The exercise
Find the lines containing the word "Privacy" and copy every one of them.

============

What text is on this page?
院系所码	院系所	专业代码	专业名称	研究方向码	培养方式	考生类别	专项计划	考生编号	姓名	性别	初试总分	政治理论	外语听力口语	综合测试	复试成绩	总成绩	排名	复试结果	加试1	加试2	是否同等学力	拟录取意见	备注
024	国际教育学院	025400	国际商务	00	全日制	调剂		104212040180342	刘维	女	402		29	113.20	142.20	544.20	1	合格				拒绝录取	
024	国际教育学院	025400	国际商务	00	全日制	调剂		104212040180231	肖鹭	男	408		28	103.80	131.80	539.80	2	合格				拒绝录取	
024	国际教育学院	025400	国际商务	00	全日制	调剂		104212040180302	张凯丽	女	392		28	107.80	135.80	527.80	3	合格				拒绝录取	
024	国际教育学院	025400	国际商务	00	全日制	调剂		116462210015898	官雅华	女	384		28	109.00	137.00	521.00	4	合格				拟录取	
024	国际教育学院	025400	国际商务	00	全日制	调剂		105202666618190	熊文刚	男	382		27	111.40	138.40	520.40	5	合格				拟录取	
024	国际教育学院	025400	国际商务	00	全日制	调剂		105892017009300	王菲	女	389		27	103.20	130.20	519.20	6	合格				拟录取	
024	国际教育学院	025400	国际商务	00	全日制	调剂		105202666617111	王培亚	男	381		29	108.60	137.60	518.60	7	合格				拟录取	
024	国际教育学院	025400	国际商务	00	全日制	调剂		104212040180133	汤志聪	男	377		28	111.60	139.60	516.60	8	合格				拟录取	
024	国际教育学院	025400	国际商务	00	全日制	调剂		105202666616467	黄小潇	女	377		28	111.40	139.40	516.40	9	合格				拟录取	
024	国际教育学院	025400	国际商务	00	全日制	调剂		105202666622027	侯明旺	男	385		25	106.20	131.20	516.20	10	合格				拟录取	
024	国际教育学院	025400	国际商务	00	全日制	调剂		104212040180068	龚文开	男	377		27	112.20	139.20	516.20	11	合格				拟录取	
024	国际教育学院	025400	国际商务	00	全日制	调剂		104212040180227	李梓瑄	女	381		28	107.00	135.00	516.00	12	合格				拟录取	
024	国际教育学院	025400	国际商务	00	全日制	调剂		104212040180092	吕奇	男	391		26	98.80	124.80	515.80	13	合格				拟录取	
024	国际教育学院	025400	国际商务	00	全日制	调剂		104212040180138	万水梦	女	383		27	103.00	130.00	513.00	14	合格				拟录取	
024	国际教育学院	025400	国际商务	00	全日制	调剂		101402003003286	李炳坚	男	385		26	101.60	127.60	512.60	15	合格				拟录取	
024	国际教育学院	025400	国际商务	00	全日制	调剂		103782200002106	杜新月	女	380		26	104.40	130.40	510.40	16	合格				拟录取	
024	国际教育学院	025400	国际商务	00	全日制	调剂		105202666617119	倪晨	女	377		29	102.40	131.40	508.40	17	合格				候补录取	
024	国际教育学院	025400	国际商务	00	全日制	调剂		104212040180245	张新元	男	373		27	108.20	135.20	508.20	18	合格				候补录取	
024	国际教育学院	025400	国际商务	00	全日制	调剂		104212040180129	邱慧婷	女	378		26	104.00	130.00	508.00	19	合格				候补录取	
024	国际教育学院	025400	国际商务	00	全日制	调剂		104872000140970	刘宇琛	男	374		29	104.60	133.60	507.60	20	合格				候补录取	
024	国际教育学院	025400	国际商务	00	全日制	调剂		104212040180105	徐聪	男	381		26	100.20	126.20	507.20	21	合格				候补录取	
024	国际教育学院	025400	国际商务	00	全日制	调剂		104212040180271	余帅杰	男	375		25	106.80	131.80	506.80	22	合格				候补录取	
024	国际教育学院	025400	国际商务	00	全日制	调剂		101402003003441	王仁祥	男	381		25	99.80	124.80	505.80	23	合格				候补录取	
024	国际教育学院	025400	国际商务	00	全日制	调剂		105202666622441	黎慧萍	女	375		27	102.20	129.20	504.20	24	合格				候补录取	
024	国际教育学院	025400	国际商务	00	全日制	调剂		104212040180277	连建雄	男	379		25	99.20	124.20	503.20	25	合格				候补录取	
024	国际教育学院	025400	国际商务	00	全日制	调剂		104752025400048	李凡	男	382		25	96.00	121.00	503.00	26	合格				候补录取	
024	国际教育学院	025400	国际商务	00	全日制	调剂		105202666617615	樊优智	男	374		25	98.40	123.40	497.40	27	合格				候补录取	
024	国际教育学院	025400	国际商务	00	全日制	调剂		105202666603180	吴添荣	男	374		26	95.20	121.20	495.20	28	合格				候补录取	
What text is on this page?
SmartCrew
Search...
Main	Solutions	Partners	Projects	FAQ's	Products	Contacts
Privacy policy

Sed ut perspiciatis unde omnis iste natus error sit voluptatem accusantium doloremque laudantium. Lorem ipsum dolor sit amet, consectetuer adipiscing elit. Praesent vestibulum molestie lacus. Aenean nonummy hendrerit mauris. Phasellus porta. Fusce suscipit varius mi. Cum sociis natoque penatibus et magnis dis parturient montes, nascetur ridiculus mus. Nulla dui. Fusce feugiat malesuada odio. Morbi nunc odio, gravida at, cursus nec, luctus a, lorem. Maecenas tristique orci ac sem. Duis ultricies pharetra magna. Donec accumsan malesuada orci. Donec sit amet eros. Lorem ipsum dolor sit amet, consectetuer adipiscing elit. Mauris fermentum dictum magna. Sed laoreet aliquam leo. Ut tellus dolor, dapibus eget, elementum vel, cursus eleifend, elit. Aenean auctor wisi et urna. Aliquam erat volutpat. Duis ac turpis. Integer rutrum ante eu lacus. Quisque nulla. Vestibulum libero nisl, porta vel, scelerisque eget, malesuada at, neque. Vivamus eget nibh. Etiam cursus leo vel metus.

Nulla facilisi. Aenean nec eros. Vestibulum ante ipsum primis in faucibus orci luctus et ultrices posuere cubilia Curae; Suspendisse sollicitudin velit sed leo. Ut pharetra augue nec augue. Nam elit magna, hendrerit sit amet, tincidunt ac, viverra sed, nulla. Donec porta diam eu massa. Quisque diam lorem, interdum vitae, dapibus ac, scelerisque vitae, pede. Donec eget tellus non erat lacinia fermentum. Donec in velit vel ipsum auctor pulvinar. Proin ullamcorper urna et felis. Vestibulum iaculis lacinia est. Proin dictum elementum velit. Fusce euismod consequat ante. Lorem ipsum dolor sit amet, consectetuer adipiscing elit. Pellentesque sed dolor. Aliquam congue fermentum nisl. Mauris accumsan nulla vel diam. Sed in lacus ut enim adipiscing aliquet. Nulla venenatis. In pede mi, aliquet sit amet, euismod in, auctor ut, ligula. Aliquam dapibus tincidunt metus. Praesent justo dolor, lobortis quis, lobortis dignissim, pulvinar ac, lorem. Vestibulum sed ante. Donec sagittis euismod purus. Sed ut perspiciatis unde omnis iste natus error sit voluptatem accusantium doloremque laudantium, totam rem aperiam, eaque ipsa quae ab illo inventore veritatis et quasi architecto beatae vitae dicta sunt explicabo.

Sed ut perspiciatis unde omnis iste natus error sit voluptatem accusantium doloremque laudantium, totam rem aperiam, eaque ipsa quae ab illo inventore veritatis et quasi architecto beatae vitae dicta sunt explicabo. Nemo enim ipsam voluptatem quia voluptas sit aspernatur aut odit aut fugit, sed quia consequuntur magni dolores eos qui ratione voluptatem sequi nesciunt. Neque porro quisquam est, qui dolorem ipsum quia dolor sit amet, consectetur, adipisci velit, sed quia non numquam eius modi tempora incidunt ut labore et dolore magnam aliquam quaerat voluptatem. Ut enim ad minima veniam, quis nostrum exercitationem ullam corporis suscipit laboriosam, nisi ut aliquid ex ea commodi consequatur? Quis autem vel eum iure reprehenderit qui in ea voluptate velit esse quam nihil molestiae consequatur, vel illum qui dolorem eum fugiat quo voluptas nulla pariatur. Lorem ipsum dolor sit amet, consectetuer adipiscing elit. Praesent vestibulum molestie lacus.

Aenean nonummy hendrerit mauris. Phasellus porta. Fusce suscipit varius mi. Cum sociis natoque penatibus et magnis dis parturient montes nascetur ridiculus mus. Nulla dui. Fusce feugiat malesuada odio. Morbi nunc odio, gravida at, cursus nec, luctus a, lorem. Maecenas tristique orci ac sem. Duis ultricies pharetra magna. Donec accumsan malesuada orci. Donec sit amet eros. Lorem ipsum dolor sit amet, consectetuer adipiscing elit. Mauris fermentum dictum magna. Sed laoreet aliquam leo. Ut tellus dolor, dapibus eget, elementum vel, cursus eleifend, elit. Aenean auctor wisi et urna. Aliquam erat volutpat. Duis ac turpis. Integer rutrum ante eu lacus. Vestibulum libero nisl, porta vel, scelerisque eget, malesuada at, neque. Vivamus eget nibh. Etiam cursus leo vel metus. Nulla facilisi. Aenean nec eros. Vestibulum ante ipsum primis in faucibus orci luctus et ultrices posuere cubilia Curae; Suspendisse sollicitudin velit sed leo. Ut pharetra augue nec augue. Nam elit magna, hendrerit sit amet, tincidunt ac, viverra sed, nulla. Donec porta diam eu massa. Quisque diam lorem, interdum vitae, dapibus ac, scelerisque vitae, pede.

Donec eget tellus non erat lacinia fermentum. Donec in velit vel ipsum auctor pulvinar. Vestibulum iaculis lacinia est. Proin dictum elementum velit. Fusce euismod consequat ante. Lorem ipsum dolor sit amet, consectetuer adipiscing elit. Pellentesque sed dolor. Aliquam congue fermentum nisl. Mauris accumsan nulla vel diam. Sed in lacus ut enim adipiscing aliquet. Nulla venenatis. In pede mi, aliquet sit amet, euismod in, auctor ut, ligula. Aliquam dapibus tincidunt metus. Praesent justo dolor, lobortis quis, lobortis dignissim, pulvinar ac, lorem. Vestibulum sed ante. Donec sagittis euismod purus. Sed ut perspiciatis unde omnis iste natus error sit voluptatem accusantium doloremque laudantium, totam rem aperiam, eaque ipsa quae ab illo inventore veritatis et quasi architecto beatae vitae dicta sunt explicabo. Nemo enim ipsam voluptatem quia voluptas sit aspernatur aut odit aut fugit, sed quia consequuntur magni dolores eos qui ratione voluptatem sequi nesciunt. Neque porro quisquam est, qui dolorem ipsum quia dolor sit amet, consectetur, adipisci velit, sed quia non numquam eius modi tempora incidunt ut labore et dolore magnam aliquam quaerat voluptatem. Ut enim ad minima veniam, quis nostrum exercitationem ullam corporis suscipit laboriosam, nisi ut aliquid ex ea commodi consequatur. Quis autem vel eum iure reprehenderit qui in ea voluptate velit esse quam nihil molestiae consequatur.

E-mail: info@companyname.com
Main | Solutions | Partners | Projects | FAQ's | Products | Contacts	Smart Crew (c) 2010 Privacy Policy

============

Response below
Privacy policy
Main | Solutions | Partners | Projects | FAQ's | Products | Contacts	Smart Crew (c) 2010 Privacy Policy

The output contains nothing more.